[GIVEN INSTRUCTION]
Show all lines of the listing that hold the word "label".

[GIVEN RECORDS]
-----
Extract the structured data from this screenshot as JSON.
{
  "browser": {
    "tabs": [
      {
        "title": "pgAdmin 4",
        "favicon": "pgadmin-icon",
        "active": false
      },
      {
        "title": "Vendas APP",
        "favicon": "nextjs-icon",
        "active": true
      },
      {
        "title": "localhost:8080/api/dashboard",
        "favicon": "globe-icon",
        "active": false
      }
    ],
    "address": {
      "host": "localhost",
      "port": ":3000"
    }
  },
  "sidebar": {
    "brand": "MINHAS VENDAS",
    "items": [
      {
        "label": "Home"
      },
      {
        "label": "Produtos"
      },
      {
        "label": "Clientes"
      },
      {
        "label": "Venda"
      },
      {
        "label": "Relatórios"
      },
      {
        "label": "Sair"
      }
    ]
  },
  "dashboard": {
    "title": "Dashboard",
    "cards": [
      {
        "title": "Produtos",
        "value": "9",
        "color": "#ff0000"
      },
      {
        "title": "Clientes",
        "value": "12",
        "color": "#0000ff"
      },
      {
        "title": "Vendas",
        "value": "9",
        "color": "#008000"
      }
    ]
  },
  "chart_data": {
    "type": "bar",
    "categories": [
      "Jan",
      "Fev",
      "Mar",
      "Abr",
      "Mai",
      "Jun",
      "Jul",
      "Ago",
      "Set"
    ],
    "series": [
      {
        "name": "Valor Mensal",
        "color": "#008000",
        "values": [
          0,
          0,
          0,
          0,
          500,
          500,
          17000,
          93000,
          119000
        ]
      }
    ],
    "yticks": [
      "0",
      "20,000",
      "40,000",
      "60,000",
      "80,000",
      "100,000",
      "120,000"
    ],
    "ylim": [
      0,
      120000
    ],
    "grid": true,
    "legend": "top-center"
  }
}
-----
[TASK ANSWER]
        "label": "Home"
        "label": "Produtos"
        "label": "Clientes"
        "label": "Venda"
        "label": "Relatórios"
        "label": "Sair"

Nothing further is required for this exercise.